BEGIN THE INPUT
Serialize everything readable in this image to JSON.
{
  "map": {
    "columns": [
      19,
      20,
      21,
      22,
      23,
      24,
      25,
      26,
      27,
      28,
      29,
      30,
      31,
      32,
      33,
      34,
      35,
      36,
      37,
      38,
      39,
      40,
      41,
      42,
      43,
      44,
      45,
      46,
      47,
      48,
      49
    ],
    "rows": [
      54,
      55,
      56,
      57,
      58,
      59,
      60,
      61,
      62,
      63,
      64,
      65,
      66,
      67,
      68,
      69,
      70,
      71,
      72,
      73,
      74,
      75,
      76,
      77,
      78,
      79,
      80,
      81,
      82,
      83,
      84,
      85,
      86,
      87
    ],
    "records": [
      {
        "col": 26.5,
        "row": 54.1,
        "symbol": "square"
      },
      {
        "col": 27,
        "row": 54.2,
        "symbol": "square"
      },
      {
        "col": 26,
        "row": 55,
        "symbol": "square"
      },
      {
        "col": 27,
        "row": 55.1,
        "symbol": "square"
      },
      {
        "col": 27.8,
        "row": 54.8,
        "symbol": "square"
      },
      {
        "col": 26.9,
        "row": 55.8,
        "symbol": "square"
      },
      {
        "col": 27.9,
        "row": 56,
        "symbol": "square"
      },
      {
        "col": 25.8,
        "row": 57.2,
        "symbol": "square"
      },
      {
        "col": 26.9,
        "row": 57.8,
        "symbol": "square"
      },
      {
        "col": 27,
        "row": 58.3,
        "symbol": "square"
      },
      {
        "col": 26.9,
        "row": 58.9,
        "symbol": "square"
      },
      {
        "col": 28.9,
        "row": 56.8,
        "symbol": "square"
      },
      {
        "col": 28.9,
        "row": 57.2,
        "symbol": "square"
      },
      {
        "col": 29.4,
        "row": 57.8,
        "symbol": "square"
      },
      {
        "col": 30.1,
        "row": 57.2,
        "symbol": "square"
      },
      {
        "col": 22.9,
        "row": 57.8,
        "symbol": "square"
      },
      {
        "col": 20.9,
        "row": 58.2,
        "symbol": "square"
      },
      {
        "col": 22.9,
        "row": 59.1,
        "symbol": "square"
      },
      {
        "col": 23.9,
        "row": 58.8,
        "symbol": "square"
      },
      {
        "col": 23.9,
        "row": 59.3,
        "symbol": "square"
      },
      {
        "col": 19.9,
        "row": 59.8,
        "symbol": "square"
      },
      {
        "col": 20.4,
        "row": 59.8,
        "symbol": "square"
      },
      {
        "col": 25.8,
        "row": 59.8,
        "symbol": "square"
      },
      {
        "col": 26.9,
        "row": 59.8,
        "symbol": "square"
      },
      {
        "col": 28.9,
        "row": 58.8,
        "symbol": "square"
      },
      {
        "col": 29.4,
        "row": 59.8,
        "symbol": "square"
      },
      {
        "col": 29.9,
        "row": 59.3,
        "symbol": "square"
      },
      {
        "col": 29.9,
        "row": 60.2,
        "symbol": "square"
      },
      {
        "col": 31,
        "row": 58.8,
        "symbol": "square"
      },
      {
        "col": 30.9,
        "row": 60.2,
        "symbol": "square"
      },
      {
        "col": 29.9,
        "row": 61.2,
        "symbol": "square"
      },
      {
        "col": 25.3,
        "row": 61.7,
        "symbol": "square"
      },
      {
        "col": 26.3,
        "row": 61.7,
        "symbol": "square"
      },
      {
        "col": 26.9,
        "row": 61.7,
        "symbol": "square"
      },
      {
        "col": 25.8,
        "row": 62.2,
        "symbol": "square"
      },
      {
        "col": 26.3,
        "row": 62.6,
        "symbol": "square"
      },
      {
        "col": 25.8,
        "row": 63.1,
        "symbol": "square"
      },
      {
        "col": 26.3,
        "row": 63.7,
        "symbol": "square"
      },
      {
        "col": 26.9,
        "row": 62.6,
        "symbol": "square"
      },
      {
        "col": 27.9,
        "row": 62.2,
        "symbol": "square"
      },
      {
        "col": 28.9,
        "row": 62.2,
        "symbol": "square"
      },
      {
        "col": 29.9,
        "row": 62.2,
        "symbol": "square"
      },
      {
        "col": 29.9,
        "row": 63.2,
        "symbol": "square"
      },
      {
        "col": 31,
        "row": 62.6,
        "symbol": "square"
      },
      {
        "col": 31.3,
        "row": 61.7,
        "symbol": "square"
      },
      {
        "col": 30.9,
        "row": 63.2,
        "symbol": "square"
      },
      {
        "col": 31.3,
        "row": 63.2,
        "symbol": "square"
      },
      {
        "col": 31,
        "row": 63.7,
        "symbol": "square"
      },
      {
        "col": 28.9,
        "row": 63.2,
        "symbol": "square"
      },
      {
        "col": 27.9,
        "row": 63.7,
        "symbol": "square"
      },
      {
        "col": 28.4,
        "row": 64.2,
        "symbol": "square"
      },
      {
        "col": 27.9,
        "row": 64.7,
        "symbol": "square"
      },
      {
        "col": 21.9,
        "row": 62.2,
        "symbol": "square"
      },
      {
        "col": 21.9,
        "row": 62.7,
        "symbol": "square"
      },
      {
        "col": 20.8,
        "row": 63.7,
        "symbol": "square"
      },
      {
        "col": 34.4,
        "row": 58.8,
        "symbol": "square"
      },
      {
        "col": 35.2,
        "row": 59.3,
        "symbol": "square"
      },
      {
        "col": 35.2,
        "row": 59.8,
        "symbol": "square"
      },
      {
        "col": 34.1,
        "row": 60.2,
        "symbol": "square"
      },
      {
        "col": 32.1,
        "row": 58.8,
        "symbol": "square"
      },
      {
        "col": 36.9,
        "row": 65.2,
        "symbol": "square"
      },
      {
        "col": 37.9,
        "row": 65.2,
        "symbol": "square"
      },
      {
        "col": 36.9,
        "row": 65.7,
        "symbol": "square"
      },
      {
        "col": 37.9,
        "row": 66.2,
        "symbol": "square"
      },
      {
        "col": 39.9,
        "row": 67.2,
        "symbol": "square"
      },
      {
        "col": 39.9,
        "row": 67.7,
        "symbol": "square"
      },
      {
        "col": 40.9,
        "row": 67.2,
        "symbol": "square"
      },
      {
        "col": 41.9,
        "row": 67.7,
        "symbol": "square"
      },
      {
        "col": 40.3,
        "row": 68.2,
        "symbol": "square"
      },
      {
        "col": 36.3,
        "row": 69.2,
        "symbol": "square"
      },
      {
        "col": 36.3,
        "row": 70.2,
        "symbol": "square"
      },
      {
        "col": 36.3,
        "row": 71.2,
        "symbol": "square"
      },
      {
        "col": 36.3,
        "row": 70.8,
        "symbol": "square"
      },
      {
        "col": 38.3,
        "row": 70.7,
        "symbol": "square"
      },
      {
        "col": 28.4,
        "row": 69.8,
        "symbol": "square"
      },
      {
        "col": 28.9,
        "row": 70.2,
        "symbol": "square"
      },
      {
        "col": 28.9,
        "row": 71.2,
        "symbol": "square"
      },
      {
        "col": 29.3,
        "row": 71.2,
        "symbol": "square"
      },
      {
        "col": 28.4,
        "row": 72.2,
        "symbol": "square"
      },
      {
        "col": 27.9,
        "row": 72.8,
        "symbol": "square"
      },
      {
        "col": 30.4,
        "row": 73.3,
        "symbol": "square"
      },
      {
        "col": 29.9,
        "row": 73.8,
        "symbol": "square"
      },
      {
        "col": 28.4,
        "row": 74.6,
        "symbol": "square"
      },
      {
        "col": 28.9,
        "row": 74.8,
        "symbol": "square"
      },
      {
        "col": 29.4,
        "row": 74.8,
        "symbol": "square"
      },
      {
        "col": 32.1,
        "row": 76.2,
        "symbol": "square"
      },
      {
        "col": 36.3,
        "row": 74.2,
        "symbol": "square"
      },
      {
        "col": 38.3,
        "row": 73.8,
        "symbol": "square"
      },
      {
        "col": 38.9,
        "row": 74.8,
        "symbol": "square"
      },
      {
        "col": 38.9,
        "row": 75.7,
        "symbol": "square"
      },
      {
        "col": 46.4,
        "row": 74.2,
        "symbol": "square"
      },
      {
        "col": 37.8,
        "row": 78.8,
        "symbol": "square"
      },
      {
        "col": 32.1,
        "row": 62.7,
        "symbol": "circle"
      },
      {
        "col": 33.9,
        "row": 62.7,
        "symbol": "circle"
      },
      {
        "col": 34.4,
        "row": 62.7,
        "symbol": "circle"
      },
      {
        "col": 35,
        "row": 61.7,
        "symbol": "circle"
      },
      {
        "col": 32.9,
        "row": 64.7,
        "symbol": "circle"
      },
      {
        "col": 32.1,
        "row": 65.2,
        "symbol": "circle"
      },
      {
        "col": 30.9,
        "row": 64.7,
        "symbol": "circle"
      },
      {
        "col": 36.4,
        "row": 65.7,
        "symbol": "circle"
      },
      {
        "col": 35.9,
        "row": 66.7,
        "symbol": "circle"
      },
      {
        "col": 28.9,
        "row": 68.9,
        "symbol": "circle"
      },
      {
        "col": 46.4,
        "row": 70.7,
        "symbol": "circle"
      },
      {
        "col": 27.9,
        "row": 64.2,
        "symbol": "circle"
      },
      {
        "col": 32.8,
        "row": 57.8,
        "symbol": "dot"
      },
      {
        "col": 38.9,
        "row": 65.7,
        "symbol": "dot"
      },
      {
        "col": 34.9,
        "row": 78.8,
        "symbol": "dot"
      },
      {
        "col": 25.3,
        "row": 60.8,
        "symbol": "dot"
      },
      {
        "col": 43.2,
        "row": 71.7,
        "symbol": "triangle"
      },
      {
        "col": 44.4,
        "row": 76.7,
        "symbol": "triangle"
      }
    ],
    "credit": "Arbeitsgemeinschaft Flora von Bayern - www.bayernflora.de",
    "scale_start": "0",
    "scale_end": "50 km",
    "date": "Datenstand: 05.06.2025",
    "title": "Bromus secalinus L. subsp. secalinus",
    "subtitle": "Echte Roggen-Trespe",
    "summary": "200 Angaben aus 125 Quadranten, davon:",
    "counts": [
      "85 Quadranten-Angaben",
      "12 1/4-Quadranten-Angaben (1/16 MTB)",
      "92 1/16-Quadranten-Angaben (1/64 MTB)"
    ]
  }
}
END THE INPUT
**WHAT YOU NEED TO DO:**
Report all lines of the data above that include the string "Angaben".

**EXERCISE OUTPUT:**
    "summary": "200 Angaben aus 125 Quadranten, davon:",
      "85 Quadranten-Angaben",
      "12 1/4-Quadranten-Angaben (1/16 MTB)",
      "92 1/16-Quadranten-Angaben (1/64 MTB)"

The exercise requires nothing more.